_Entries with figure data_
--------------------------------------------------

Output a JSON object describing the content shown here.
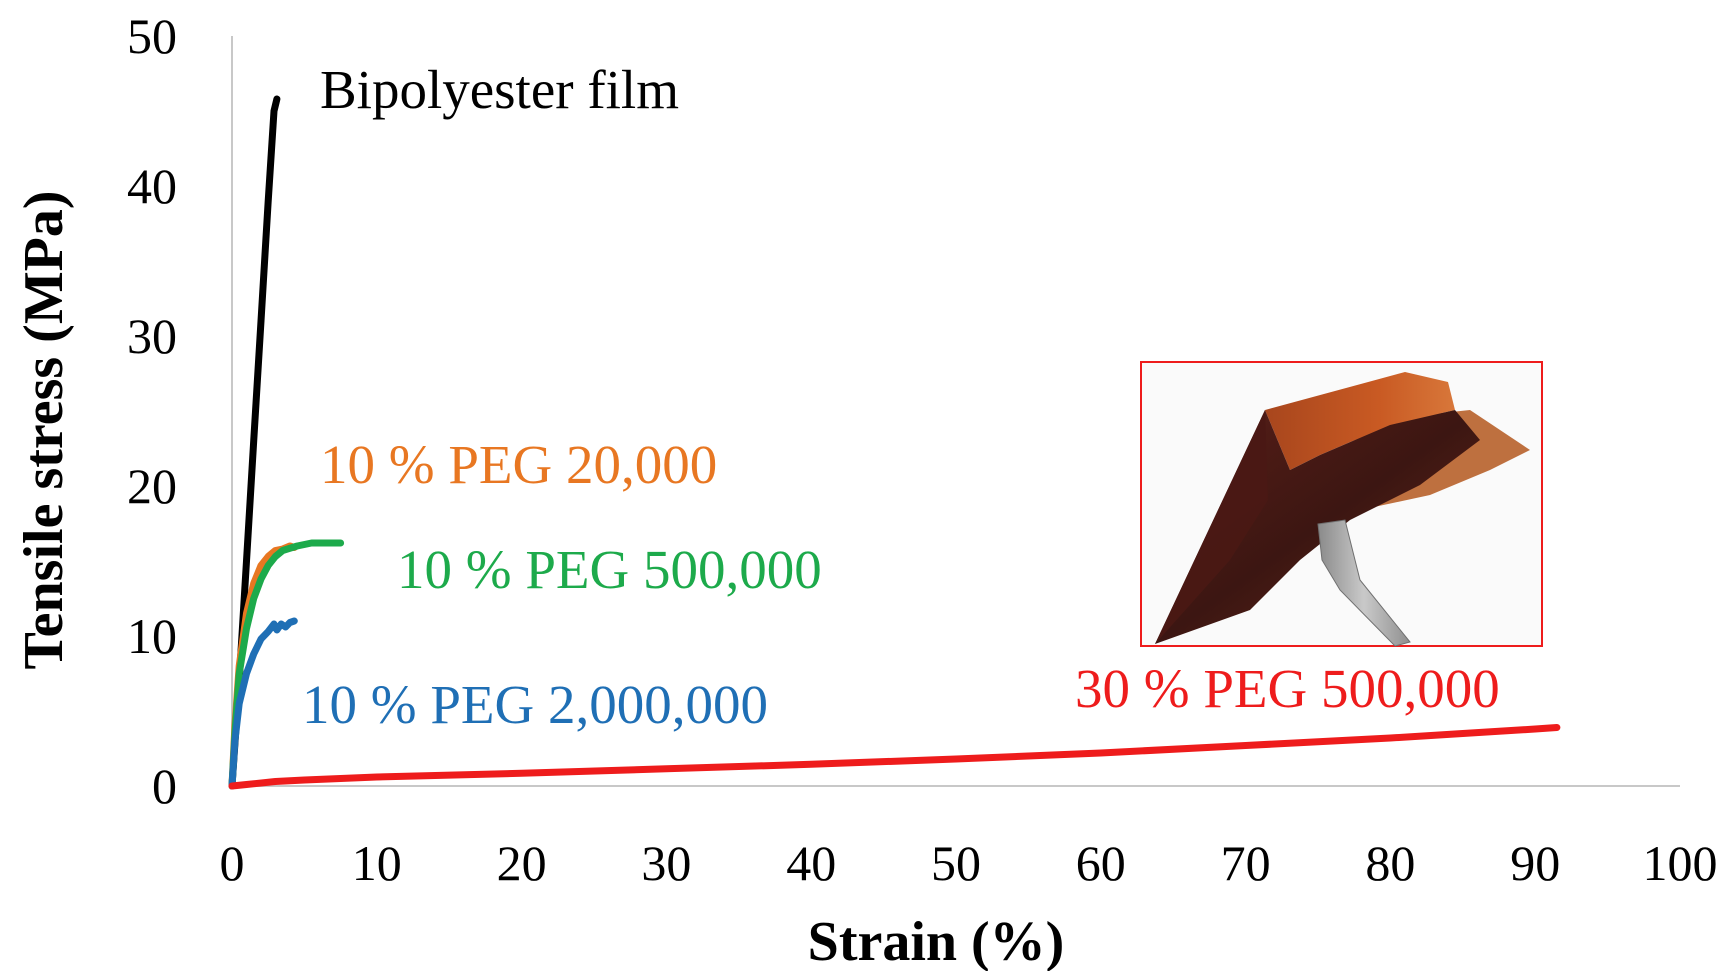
{
  "chart_data": {
    "type": "line",
    "xlabel": "Strain (%)",
    "ylabel": "Tensile stress (MPa)",
    "xlim": [
      0,
      100
    ],
    "ylim": [
      0,
      50
    ],
    "xticks": [
      "0",
      "10",
      "20",
      "30",
      "40",
      "50",
      "60",
      "70",
      "80",
      "90",
      "100"
    ],
    "yticks": [
      "0",
      "10",
      "20",
      "30",
      "40",
      "50"
    ],
    "grid": false,
    "legend": "none",
    "series": [
      {
        "name": "Bipolyester film",
        "color": "#000000",
        "points": [
          [
            0,
            0
          ],
          [
            0.5,
            7
          ],
          [
            1.0,
            15
          ],
          [
            1.5,
            23
          ],
          [
            2.0,
            31
          ],
          [
            2.5,
            39
          ],
          [
            2.9,
            45
          ],
          [
            3.1,
            45.8
          ]
        ]
      },
      {
        "name": "10 % PEG 20,000",
        "color": "#E87722",
        "points": [
          [
            0,
            0
          ],
          [
            0.2,
            4
          ],
          [
            0.5,
            8
          ],
          [
            1.0,
            11.5
          ],
          [
            1.5,
            13.5
          ],
          [
            2.0,
            14.7
          ],
          [
            2.5,
            15.3
          ],
          [
            3.0,
            15.7
          ],
          [
            3.5,
            15.8
          ],
          [
            4.0,
            16.0
          ],
          [
            4.3,
            15.9
          ]
        ]
      },
      {
        "name": "10 % PEG 500,000",
        "color": "#1DAA4B",
        "points": [
          [
            0,
            0
          ],
          [
            0.2,
            3.5
          ],
          [
            0.5,
            7.5
          ],
          [
            1.0,
            10.5
          ],
          [
            1.5,
            12.5
          ],
          [
            2.0,
            13.8
          ],
          [
            2.5,
            14.7
          ],
          [
            3.0,
            15.3
          ],
          [
            3.5,
            15.7
          ],
          [
            4.5,
            16.0
          ],
          [
            5.5,
            16.2
          ],
          [
            6.5,
            16.2
          ],
          [
            7.5,
            16.2
          ]
        ]
      },
      {
        "name": "10 % PEG 2,000,000",
        "color": "#1F6FB5",
        "points": [
          [
            0,
            0
          ],
          [
            0.2,
            3
          ],
          [
            0.5,
            5.5
          ],
          [
            1.0,
            7.5
          ],
          [
            1.5,
            8.8
          ],
          [
            2.0,
            9.8
          ],
          [
            2.5,
            10.3
          ],
          [
            2.9,
            10.8
          ],
          [
            3.1,
            10.4
          ],
          [
            3.4,
            10.8
          ],
          [
            3.7,
            10.6
          ],
          [
            4.0,
            10.9
          ],
          [
            4.3,
            11.0
          ]
        ]
      },
      {
        "name": "30 % PEG 500,000",
        "color": "#EE1C1C",
        "points": [
          [
            0,
            0
          ],
          [
            1,
            0.1
          ],
          [
            3,
            0.3
          ],
          [
            5,
            0.4
          ],
          [
            10,
            0.6
          ],
          [
            20,
            0.85
          ],
          [
            30,
            1.15
          ],
          [
            40,
            1.45
          ],
          [
            50,
            1.8
          ],
          [
            60,
            2.2
          ],
          [
            70,
            2.7
          ],
          [
            80,
            3.2
          ],
          [
            85,
            3.5
          ],
          [
            90,
            3.8
          ],
          [
            91.5,
            3.9
          ]
        ]
      }
    ],
    "annotations": [
      "Bipolyester film",
      "10 % PEG 20,000",
      "10 % PEG 500,000",
      "10 % PEG 2,000,000",
      "30 % PEG 500,000"
    ],
    "inset": {
      "frame_color": "#EE1C1C"
    }
  }
}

--------------------------------------------------

Pictures stay out of the copy; please restate every record above exactly.

_RESULT OF THE EXERCISE_
Output a JSON object describing the content shown here.
{
  "chart_data": {
    "type": "line",
    "xlabel": "Strain (%)",
    "ylabel": "Tensile stress (MPa)",
    "xlim": [
      0,
      100
    ],
    "ylim": [
      0,
      50
    ],
    "xticks": [
      "0",
      "10",
      "20",
      "30",
      "40",
      "50",
      "60",
      "70",
      "80",
      "90",
      "100"
    ],
    "yticks": [
      "0",
      "10",
      "20",
      "30",
      "40",
      "50"
    ],
    "grid": false,
    "legend": "none",
    "series": [
      {
        "name": "Bipolyester film",
        "color": "#000000",
        "points": [
          [
            0,
            0
          ],
          [
            0.5,
            7
          ],
          [
            1.0,
            15
          ],
          [
            1.5,
            23
          ],
          [
            2.0,
            31
          ],
          [
            2.5,
            39
          ],
          [
            2.9,
            45
          ],
          [
            3.1,
            45.8
          ]
        ]
      },
      {
        "name": "10 % PEG 20,000",
        "color": "#E87722",
        "points": [
          [
            0,
            0
          ],
          [
            0.2,
            4
          ],
          [
            0.5,
            8
          ],
          [
            1.0,
            11.5
          ],
          [
            1.5,
            13.5
          ],
          [
            2.0,
            14.7
          ],
          [
            2.5,
            15.3
          ],
          [
            3.0,
            15.7
          ],
          [
            3.5,
            15.8
          ],
          [
            4.0,
            16.0
          ],
          [
            4.3,
            15.9
          ]
        ]
      },
      {
        "name": "10 % PEG 500,000",
        "color": "#1DAA4B",
        "points": [
          [
            0,
            0
          ],
          [
            0.2,
            3.5
          ],
          [
            0.5,
            7.5
          ],
          [
            1.0,
            10.5
          ],
          [
            1.5,
            12.5
          ],
          [
            2.0,
            13.8
          ],
          [
            2.5,
            14.7
          ],
          [
            3.0,
            15.3
          ],
          [
            3.5,
            15.7
          ],
          [
            4.5,
            16.0
          ],
          [
            5.5,
            16.2
          ],
          [
            6.5,
            16.2
          ],
          [
            7.5,
            16.2
          ]
        ]
      },
      {
        "name": "10 % PEG 2,000,000",
        "color": "#1F6FB5",
        "points": [
          [
            0,
            0
          ],
          [
            0.2,
            3
          ],
          [
            0.5,
            5.5
          ],
          [
            1.0,
            7.5
          ],
          [
            1.5,
            8.8
          ],
          [
            2.0,
            9.8
          ],
          [
            2.5,
            10.3
          ],
          [
            2.9,
            10.8
          ],
          [
            3.1,
            10.4
          ],
          [
            3.4,
            10.8
          ],
          [
            3.7,
            10.6
          ],
          [
            4.0,
            10.9
          ],
          [
            4.3,
            11.0
          ]
        ]
      },
      {
        "name": "30 % PEG 500,000",
        "color": "#EE1C1C",
        "points": [
          [
            0,
            0
          ],
          [
            1,
            0.1
          ],
          [
            3,
            0.3
          ],
          [
            5,
            0.4
          ],
          [
            10,
            0.6
          ],
          [
            20,
            0.85
          ],
          [
            30,
            1.15
          ],
          [
            40,
            1.45
          ],
          [
            50,
            1.8
          ],
          [
            60,
            2.2
          ],
          [
            70,
            2.7
          ],
          [
            80,
            3.2
          ],
          [
            85,
            3.5
          ],
          [
            90,
            3.8
          ],
          [
            91.5,
            3.9
          ]
        ]
      }
    ],
    "annotations": [
      "Bipolyester film",
      "10 % PEG 20,000",
      "10 % PEG 500,000",
      "10 % PEG 2,000,000",
      "30 % PEG 500,000"
    ],
    "inset": {
      "frame_color": "#EE1C1C"
    }
  }
}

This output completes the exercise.